REQUEST
Check each line of the material below for the string "Develop", then report how many lines have it, and nothing else.

━━━━━ EXTRACTED DATA

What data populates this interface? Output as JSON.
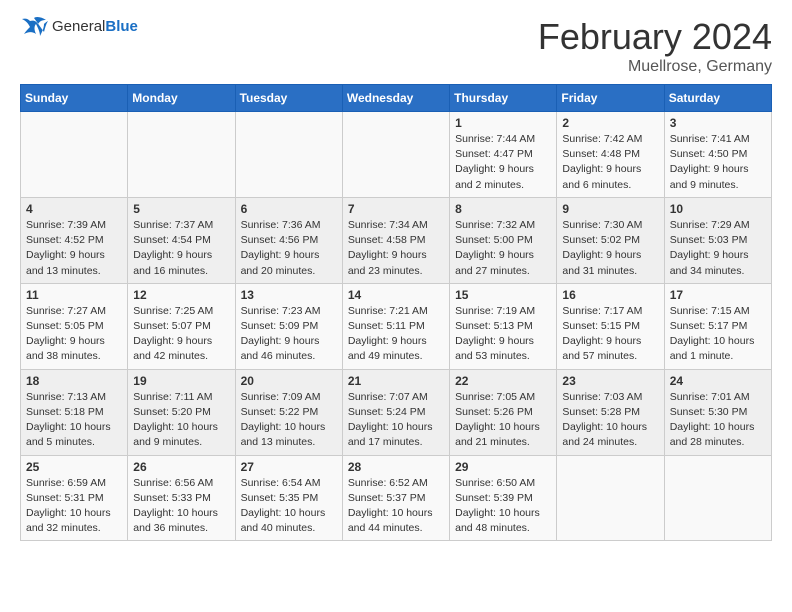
{
  "header": {
    "logo": {
      "general": "General",
      "blue": "Blue"
    },
    "title": "February 2024",
    "location": "Muellrose, Germany"
  },
  "weekdays": [
    "Sunday",
    "Monday",
    "Tuesday",
    "Wednesday",
    "Thursday",
    "Friday",
    "Saturday"
  ],
  "weeks": [
    [
      {
        "day": "",
        "info": ""
      },
      {
        "day": "",
        "info": ""
      },
      {
        "day": "",
        "info": ""
      },
      {
        "day": "",
        "info": ""
      },
      {
        "day": "1",
        "info": "Sunrise: 7:44 AM\nSunset: 4:47 PM\nDaylight: 9 hours\nand 2 minutes."
      },
      {
        "day": "2",
        "info": "Sunrise: 7:42 AM\nSunset: 4:48 PM\nDaylight: 9 hours\nand 6 minutes."
      },
      {
        "day": "3",
        "info": "Sunrise: 7:41 AM\nSunset: 4:50 PM\nDaylight: 9 hours\nand 9 minutes."
      }
    ],
    [
      {
        "day": "4",
        "info": "Sunrise: 7:39 AM\nSunset: 4:52 PM\nDaylight: 9 hours\nand 13 minutes."
      },
      {
        "day": "5",
        "info": "Sunrise: 7:37 AM\nSunset: 4:54 PM\nDaylight: 9 hours\nand 16 minutes."
      },
      {
        "day": "6",
        "info": "Sunrise: 7:36 AM\nSunset: 4:56 PM\nDaylight: 9 hours\nand 20 minutes."
      },
      {
        "day": "7",
        "info": "Sunrise: 7:34 AM\nSunset: 4:58 PM\nDaylight: 9 hours\nand 23 minutes."
      },
      {
        "day": "8",
        "info": "Sunrise: 7:32 AM\nSunset: 5:00 PM\nDaylight: 9 hours\nand 27 minutes."
      },
      {
        "day": "9",
        "info": "Sunrise: 7:30 AM\nSunset: 5:02 PM\nDaylight: 9 hours\nand 31 minutes."
      },
      {
        "day": "10",
        "info": "Sunrise: 7:29 AM\nSunset: 5:03 PM\nDaylight: 9 hours\nand 34 minutes."
      }
    ],
    [
      {
        "day": "11",
        "info": "Sunrise: 7:27 AM\nSunset: 5:05 PM\nDaylight: 9 hours\nand 38 minutes."
      },
      {
        "day": "12",
        "info": "Sunrise: 7:25 AM\nSunset: 5:07 PM\nDaylight: 9 hours\nand 42 minutes."
      },
      {
        "day": "13",
        "info": "Sunrise: 7:23 AM\nSunset: 5:09 PM\nDaylight: 9 hours\nand 46 minutes."
      },
      {
        "day": "14",
        "info": "Sunrise: 7:21 AM\nSunset: 5:11 PM\nDaylight: 9 hours\nand 49 minutes."
      },
      {
        "day": "15",
        "info": "Sunrise: 7:19 AM\nSunset: 5:13 PM\nDaylight: 9 hours\nand 53 minutes."
      },
      {
        "day": "16",
        "info": "Sunrise: 7:17 AM\nSunset: 5:15 PM\nDaylight: 9 hours\nand 57 minutes."
      },
      {
        "day": "17",
        "info": "Sunrise: 7:15 AM\nSunset: 5:17 PM\nDaylight: 10 hours\nand 1 minute."
      }
    ],
    [
      {
        "day": "18",
        "info": "Sunrise: 7:13 AM\nSunset: 5:18 PM\nDaylight: 10 hours\nand 5 minutes."
      },
      {
        "day": "19",
        "info": "Sunrise: 7:11 AM\nSunset: 5:20 PM\nDaylight: 10 hours\nand 9 minutes."
      },
      {
        "day": "20",
        "info": "Sunrise: 7:09 AM\nSunset: 5:22 PM\nDaylight: 10 hours\nand 13 minutes."
      },
      {
        "day": "21",
        "info": "Sunrise: 7:07 AM\nSunset: 5:24 PM\nDaylight: 10 hours\nand 17 minutes."
      },
      {
        "day": "22",
        "info": "Sunrise: 7:05 AM\nSunset: 5:26 PM\nDaylight: 10 hours\nand 21 minutes."
      },
      {
        "day": "23",
        "info": "Sunrise: 7:03 AM\nSunset: 5:28 PM\nDaylight: 10 hours\nand 24 minutes."
      },
      {
        "day": "24",
        "info": "Sunrise: 7:01 AM\nSunset: 5:30 PM\nDaylight: 10 hours\nand 28 minutes."
      }
    ],
    [
      {
        "day": "25",
        "info": "Sunrise: 6:59 AM\nSunset: 5:31 PM\nDaylight: 10 hours\nand 32 minutes."
      },
      {
        "day": "26",
        "info": "Sunrise: 6:56 AM\nSunset: 5:33 PM\nDaylight: 10 hours\nand 36 minutes."
      },
      {
        "day": "27",
        "info": "Sunrise: 6:54 AM\nSunset: 5:35 PM\nDaylight: 10 hours\nand 40 minutes."
      },
      {
        "day": "28",
        "info": "Sunrise: 6:52 AM\nSunset: 5:37 PM\nDaylight: 10 hours\nand 44 minutes."
      },
      {
        "day": "29",
        "info": "Sunrise: 6:50 AM\nSunset: 5:39 PM\nDaylight: 10 hours\nand 48 minutes."
      },
      {
        "day": "",
        "info": ""
      },
      {
        "day": "",
        "info": ""
      }
    ]
  ]
}
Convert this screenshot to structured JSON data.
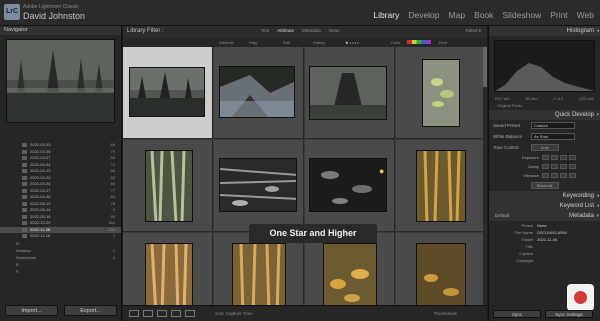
{
  "app": {
    "logo": "LrC",
    "name": "Adobe Lightroom Classic",
    "user": "David Johnston"
  },
  "modules": [
    "Library",
    "Develop",
    "Map",
    "Book",
    "Slideshow",
    "Print",
    "Web"
  ],
  "active_module": "Library",
  "navigator": {
    "title": "Navigator",
    "zoom": "FIT  ›  100%   200%"
  },
  "folders": [
    {
      "name": "2022-03-03",
      "count": "84"
    },
    {
      "name": "2022-03-06",
      "count": "79"
    },
    {
      "name": "2022-03-07",
      "count": "56"
    },
    {
      "name": "2022-04-04",
      "count": "72"
    },
    {
      "name": "2022-04-13",
      "count": "66"
    },
    {
      "name": "2022-04-20",
      "count": "62"
    },
    {
      "name": "2022-04-24",
      "count": "84"
    },
    {
      "name": "2022-04-27",
      "count": "77"
    },
    {
      "name": "2022-04-28",
      "count": "64"
    },
    {
      "name": "2022-05-13",
      "count": "78"
    },
    {
      "name": "2022-05-14",
      "count": "6"
    },
    {
      "name": "2022-05-18",
      "count": "55"
    },
    {
      "name": "2022-10-29",
      "count": "394"
    },
    {
      "name": "2022-11-06",
      "count": "303",
      "selected": true
    },
    {
      "name": "2022-11-16",
      "count": "1"
    }
  ],
  "drives": [
    {
      "name": "D:",
      "count": ""
    },
    {
      "name": "Desktop",
      "count": "1"
    },
    {
      "name": "Downloads",
      "count": "1"
    },
    {
      "name": "E:",
      "count": ""
    },
    {
      "name": "F:",
      "count": ""
    }
  ],
  "left_buttons": {
    "import": "Import...",
    "export": "Export..."
  },
  "library_filter": {
    "title": "Library Filter :",
    "options": [
      "Text",
      "Attribute",
      "Metadata",
      "None"
    ],
    "active": "Attribute",
    "preset": "Rated ▾"
  },
  "attribute_bar": {
    "attribute": "Attribute",
    "flag": "Flag",
    "edit": "Edit",
    "rating": "Rating",
    "color": "Color",
    "kind": "Kind"
  },
  "toast": "One Star and Higher",
  "toolbar": {
    "sort_label": "Sort:",
    "sort_value": "Capture Time",
    "thumbnails": "Thumbnails"
  },
  "right_panel": {
    "histogram": "Histogram",
    "hist_stats": [
      "ISO 160",
      "55 mm",
      "f / 4.0",
      "1/25 sec"
    ],
    "original_photo": "Original Photo",
    "quick_develop": "Quick Develop",
    "saved_preset_label": "Saved Preset",
    "saved_preset": "Custom",
    "white_balance_label": "White Balance",
    "white_balance": "As Shot",
    "tone_control_label": "Tone Control",
    "tone_control": "Auto",
    "adjustments": [
      "Exposure",
      "Clarity",
      "Vibrance"
    ],
    "reset_all": "Reset All",
    "keywording": "Keywording",
    "keyword_list": "Keyword List",
    "metadata": "Metadata",
    "metadata_preset": "Default",
    "metadata_fields": [
      {
        "label": "Preset",
        "value": "None"
      },
      {
        "label": "File Name",
        "value": "DSC04493.ARW"
      },
      {
        "label": "Folder",
        "value": "2022-11-06"
      },
      {
        "label": "Title",
        "value": ""
      },
      {
        "label": "Caption",
        "value": ""
      },
      {
        "label": "Copyright",
        "value": ""
      }
    ],
    "sync": "Sync",
    "sync_settings": "Sync Settings"
  },
  "colors": {
    "accent": "#e6e6e6",
    "star": "#d8c44a",
    "record": "#d53a3a"
  }
}
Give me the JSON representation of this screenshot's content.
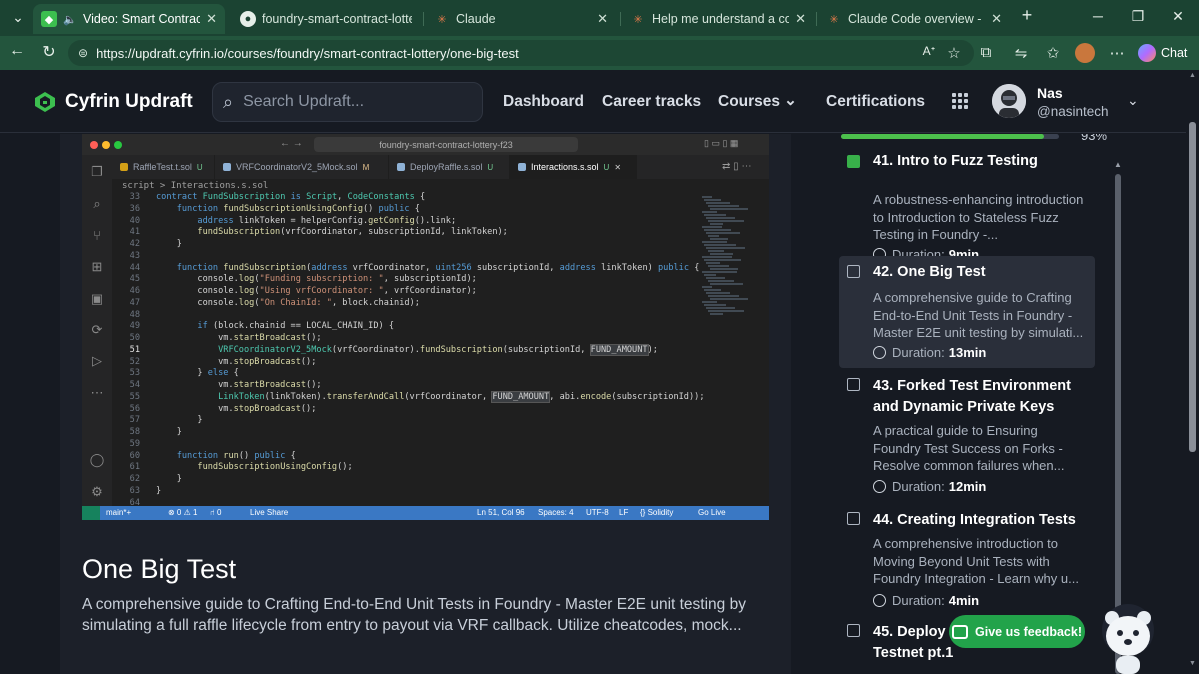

━━━━━━━━━━

TASK ANSWER
2